[Set task]: Below is some material; transcribe all of it exactly.

[Material provided]:
====================

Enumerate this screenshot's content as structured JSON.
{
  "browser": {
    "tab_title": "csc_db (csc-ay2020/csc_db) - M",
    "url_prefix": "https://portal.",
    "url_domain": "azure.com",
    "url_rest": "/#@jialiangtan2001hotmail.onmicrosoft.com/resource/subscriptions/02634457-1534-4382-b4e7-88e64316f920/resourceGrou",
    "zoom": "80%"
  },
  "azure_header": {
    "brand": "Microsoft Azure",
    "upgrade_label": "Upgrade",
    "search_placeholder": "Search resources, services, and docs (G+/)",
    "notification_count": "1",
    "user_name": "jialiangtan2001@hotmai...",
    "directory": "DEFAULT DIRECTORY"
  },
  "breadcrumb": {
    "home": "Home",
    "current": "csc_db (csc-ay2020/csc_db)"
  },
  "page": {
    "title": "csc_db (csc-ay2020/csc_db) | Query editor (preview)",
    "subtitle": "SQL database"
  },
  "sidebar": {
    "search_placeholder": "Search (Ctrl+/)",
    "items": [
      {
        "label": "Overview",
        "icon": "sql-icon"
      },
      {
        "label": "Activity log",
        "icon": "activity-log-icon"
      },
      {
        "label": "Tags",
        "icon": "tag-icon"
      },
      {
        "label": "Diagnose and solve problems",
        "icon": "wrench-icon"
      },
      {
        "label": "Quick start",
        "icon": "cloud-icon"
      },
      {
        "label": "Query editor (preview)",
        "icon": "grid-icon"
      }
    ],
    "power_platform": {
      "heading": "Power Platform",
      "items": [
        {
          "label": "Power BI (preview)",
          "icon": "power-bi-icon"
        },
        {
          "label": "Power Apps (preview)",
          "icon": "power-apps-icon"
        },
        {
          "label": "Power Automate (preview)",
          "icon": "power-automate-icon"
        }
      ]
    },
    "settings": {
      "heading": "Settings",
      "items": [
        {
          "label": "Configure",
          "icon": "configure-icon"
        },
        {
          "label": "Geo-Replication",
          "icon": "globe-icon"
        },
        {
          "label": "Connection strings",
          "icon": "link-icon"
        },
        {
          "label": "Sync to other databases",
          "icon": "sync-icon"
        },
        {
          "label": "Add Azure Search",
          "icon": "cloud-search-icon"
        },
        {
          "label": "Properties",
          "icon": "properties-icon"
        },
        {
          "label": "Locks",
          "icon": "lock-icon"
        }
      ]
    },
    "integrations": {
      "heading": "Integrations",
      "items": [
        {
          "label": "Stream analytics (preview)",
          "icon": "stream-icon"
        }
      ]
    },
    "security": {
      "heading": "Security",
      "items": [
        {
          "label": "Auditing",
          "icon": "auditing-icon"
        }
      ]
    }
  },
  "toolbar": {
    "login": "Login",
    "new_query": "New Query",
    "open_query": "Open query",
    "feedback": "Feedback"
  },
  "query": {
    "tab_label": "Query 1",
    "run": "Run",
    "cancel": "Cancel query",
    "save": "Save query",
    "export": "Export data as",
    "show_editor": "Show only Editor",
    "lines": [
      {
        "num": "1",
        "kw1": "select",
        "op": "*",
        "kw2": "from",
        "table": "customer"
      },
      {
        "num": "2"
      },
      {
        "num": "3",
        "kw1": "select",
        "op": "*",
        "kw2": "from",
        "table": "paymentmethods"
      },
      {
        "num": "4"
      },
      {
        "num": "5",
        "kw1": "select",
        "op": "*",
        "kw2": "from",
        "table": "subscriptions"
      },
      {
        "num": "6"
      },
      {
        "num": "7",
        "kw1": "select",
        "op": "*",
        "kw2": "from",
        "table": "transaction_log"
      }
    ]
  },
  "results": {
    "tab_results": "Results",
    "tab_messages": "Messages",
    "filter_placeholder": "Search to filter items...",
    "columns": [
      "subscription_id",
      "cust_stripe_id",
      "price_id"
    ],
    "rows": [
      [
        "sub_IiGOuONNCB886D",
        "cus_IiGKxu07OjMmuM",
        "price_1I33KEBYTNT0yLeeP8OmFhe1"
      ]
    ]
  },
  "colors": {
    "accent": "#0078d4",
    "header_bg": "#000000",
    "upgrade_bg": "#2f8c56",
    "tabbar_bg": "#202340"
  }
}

====================

[Solution to this task]:
Enumerate this screenshot's content as structured JSON.
{
  "browser": {
    "tab_title": "csc_db (csc-ay2020/csc_db) - M",
    "url_prefix": "https://portal.",
    "url_domain": "azure.com",
    "url_rest": "/#@jialiangtan2001hotmail.onmicrosoft.com/resource/subscriptions/02634457-1534-4382-b4e7-88e64316f920/resourceGrou",
    "zoom": "80%"
  },
  "azure_header": {
    "brand": "Microsoft Azure",
    "upgrade_label": "Upgrade",
    "search_placeholder": "Search resources, services, and docs (G+/)",
    "notification_count": "1",
    "user_name": "jialiangtan2001@hotmai...",
    "directory": "DEFAULT DIRECTORY"
  },
  "breadcrumb": {
    "home": "Home",
    "current": "csc_db (csc-ay2020/csc_db)"
  },
  "page": {
    "title": "csc_db (csc-ay2020/csc_db) | Query editor (preview)",
    "subtitle": "SQL database"
  },
  "sidebar": {
    "search_placeholder": "Search (Ctrl+/)",
    "items": [
      {
        "label": "Overview",
        "icon": "sql-icon"
      },
      {
        "label": "Activity log",
        "icon": "activity-log-icon"
      },
      {
        "label": "Tags",
        "icon": "tag-icon"
      },
      {
        "label": "Diagnose and solve problems",
        "icon": "wrench-icon"
      },
      {
        "label": "Quick start",
        "icon": "cloud-icon"
      },
      {
        "label": "Query editor (preview)",
        "icon": "grid-icon"
      }
    ],
    "power_platform": {
      "heading": "Power Platform",
      "items": [
        {
          "label": "Power BI (preview)",
          "icon": "power-bi-icon"
        },
        {
          "label": "Power Apps (preview)",
          "icon": "power-apps-icon"
        },
        {
          "label": "Power Automate (preview)",
          "icon": "power-automate-icon"
        }
      ]
    },
    "settings": {
      "heading": "Settings",
      "items": [
        {
          "label": "Configure",
          "icon": "configure-icon"
        },
        {
          "label": "Geo-Replication",
          "icon": "globe-icon"
        },
        {
          "label": "Connection strings",
          "icon": "link-icon"
        },
        {
          "label": "Sync to other databases",
          "icon": "sync-icon"
        },
        {
          "label": "Add Azure Search",
          "icon": "cloud-search-icon"
        },
        {
          "label": "Properties",
          "icon": "properties-icon"
        },
        {
          "label": "Locks",
          "icon": "lock-icon"
        }
      ]
    },
    "integrations": {
      "heading": "Integrations",
      "items": [
        {
          "label": "Stream analytics (preview)",
          "icon": "stream-icon"
        }
      ]
    },
    "security": {
      "heading": "Security",
      "items": [
        {
          "label": "Auditing",
          "icon": "auditing-icon"
        }
      ]
    }
  },
  "toolbar": {
    "login": "Login",
    "new_query": "New Query",
    "open_query": "Open query",
    "feedback": "Feedback"
  },
  "query": {
    "tab_label": "Query 1",
    "run": "Run",
    "cancel": "Cancel query",
    "save": "Save query",
    "export": "Export data as",
    "show_editor": "Show only Editor",
    "lines": [
      {
        "num": "1",
        "kw1": "select",
        "op": "*",
        "kw2": "from",
        "table": "customer"
      },
      {
        "num": "2"
      },
      {
        "num": "3",
        "kw1": "select",
        "op": "*",
        "kw2": "from",
        "table": "paymentmethods"
      },
      {
        "num": "4"
      },
      {
        "num": "5",
        "kw1": "select",
        "op": "*",
        "kw2": "from",
        "table": "subscriptions"
      },
      {
        "num": "6"
      },
      {
        "num": "7",
        "kw1": "select",
        "op": "*",
        "kw2": "from",
        "table": "transaction_log"
      }
    ]
  },
  "results": {
    "tab_results": "Results",
    "tab_messages": "Messages",
    "filter_placeholder": "Search to filter items...",
    "columns": [
      "subscription_id",
      "cust_stripe_id",
      "price_id"
    ],
    "rows": [
      [
        "sub_IiGOuONNCB886D",
        "cus_IiGKxu07OjMmuM",
        "price_1I33KEBYTNT0yLeeP8OmFhe1"
      ]
    ]
  },
  "colors": {
    "accent": "#0078d4",
    "header_bg": "#000000",
    "upgrade_bg": "#2f8c56",
    "tabbar_bg": "#202340"
  }
}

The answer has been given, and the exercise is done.